GOAL –
Keep the pictures out of the copy and repeat the records exactly.

----- EXTRACTED DATA -----

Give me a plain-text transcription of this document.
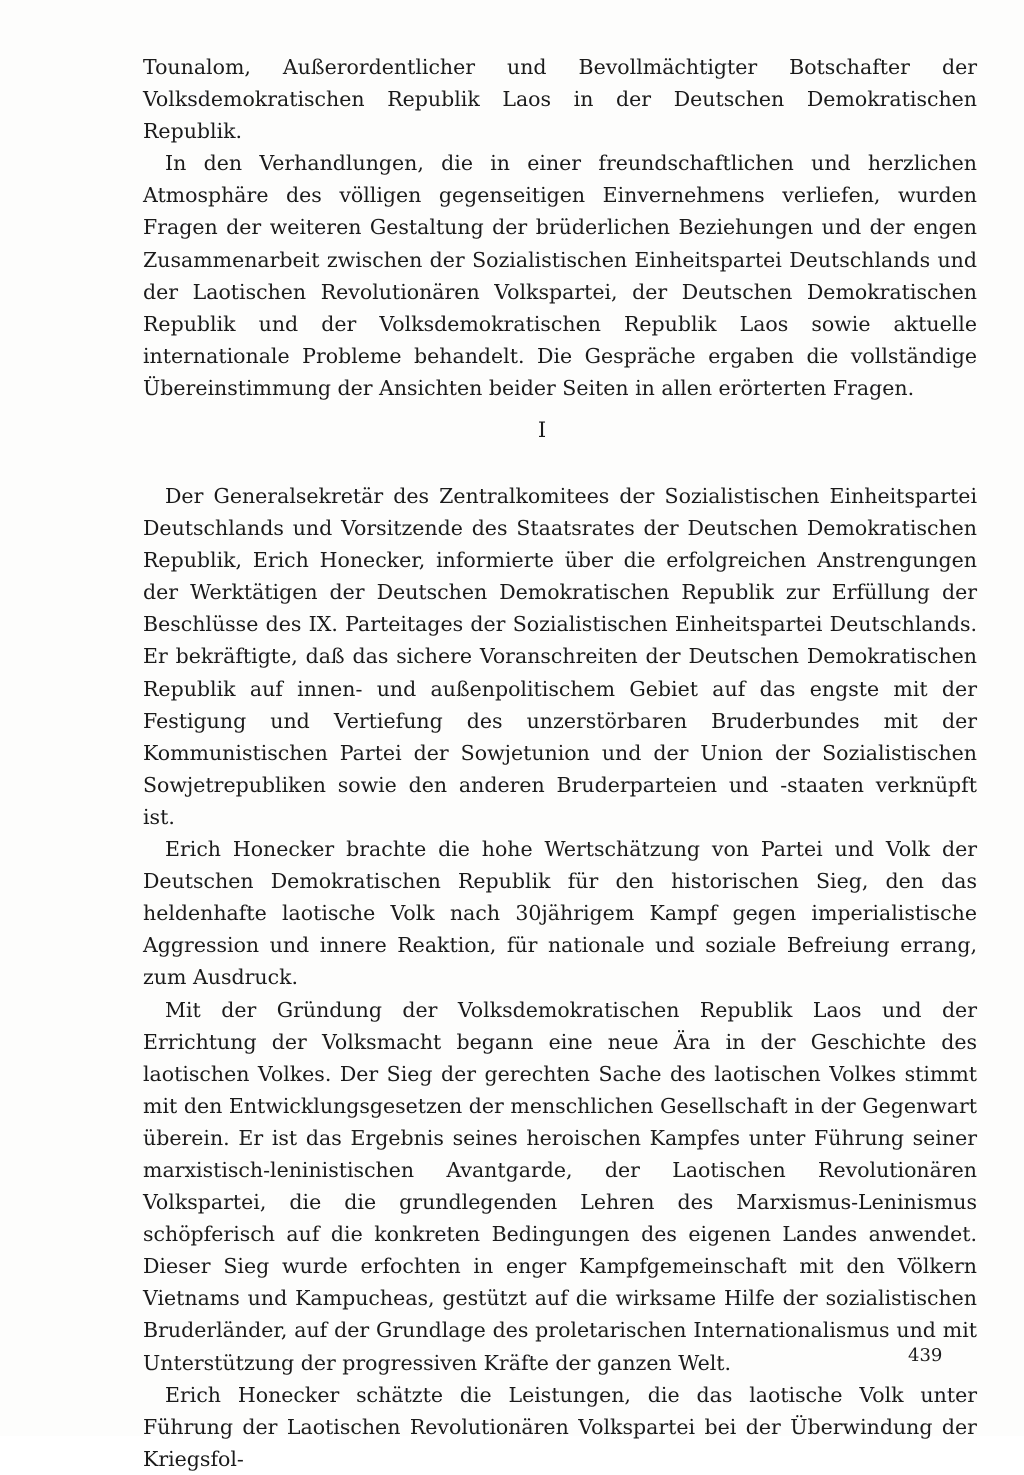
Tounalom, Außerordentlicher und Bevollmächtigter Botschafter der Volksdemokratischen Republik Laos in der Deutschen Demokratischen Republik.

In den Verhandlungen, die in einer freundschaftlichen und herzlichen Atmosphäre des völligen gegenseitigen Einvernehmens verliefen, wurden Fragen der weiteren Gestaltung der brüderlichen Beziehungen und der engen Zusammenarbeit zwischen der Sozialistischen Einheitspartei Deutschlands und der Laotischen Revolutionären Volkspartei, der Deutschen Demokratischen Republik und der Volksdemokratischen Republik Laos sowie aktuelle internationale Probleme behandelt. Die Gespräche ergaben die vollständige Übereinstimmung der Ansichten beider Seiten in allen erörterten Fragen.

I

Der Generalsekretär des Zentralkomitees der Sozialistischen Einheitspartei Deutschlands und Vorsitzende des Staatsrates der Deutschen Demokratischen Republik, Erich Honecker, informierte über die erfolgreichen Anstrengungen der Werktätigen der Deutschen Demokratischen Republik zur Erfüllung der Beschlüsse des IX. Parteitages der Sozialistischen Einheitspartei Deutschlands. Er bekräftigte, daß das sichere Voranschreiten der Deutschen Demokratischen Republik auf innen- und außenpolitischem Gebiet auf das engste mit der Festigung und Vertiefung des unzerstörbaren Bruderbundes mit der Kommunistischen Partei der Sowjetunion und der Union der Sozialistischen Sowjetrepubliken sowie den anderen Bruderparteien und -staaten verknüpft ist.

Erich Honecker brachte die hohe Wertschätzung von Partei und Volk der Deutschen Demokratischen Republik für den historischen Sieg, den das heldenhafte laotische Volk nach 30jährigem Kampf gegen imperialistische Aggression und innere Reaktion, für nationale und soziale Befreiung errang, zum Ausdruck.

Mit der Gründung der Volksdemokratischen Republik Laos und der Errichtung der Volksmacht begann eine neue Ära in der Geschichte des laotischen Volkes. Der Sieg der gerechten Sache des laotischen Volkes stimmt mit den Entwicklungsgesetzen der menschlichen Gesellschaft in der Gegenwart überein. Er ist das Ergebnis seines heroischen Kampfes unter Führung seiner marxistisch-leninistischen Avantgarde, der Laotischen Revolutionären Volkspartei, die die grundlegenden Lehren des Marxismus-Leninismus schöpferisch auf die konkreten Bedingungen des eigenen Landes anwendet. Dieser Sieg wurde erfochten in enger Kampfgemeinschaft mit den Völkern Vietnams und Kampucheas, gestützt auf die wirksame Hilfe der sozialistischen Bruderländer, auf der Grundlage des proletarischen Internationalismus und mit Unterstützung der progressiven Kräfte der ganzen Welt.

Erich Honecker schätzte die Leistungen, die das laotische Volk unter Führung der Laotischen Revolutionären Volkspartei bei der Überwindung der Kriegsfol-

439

-----

EXERCISE OUTPUT –
Give me a plain-text transcription of this document.
Tounalom, Außerordentlicher und Bevollmächtigter Botschafter der Volksdemokratischen Republik Laos in der Deutschen Demokratischen Republik.

In den Verhandlungen, die in einer freundschaftlichen und herzlichen Atmosphäre des völligen gegenseitigen Einvernehmens verliefen, wurden Fragen der weiteren Gestaltung der brüderlichen Beziehungen und der engen Zusammenarbeit zwischen der Sozialistischen Einheitspartei Deutschlands und der Laotischen Revolutionären Volkspartei, der Deutschen Demokratischen Republik und der Volksdemokratischen Republik Laos sowie aktuelle internationale Probleme behandelt. Die Gespräche ergaben die vollständige Übereinstimmung der Ansichten beider Seiten in allen erörterten Fragen.

I

Der Generalsekretär des Zentralkomitees der Sozialistischen Einheitspartei Deutschlands und Vorsitzende des Staatsrates der Deutschen Demokratischen Republik, Erich Honecker, informierte über die erfolgreichen Anstrengungen der Werktätigen der Deutschen Demokratischen Republik zur Erfüllung der Beschlüsse des IX. Parteitages der Sozialistischen Einheitspartei Deutschlands. Er bekräftigte, daß das sichere Voranschreiten der Deutschen Demokratischen Republik auf innen- und außenpolitischem Gebiet auf das engste mit der Festigung und Vertiefung des unzerstörbaren Bruderbundes mit der Kommunistischen Partei der Sowjetunion und der Union der Sozialistischen Sowjetrepubliken sowie den anderen Bruderparteien und -staaten verknüpft ist.

Erich Honecker brachte die hohe Wertschätzung von Partei und Volk der Deutschen Demokratischen Republik für den historischen Sieg, den das heldenhafte laotische Volk nach 30jährigem Kampf gegen imperialistische Aggression und innere Reaktion, für nationale und soziale Befreiung errang, zum Ausdruck.

Mit der Gründung der Volksdemokratischen Republik Laos und der Errichtung der Volksmacht begann eine neue Ära in der Geschichte des laotischen Volkes. Der Sieg der gerechten Sache des laotischen Volkes stimmt mit den Entwicklungsgesetzen der menschlichen Gesellschaft in der Gegenwart überein. Er ist das Ergebnis seines heroischen Kampfes unter Führung seiner marxistisch-leninistischen Avantgarde, der Laotischen Revolutionären Volkspartei, die die grundlegenden Lehren des Marxismus-Leninismus schöpferisch auf die konkreten Bedingungen des eigenen Landes anwendet. Dieser Sieg wurde erfochten in enger Kampfgemeinschaft mit den Völkern Vietnams und Kampucheas, gestützt auf die wirksame Hilfe der sozialistischen Bruderländer, auf der Grundlage des proletarischen Internationalismus und mit Unterstützung der progressiven Kräfte der ganzen Welt.

Erich Honecker schätzte die Leistungen, die das laotische Volk unter Führung der Laotischen Revolutionären Volkspartei bei der Überwindung der Kriegsfol-

439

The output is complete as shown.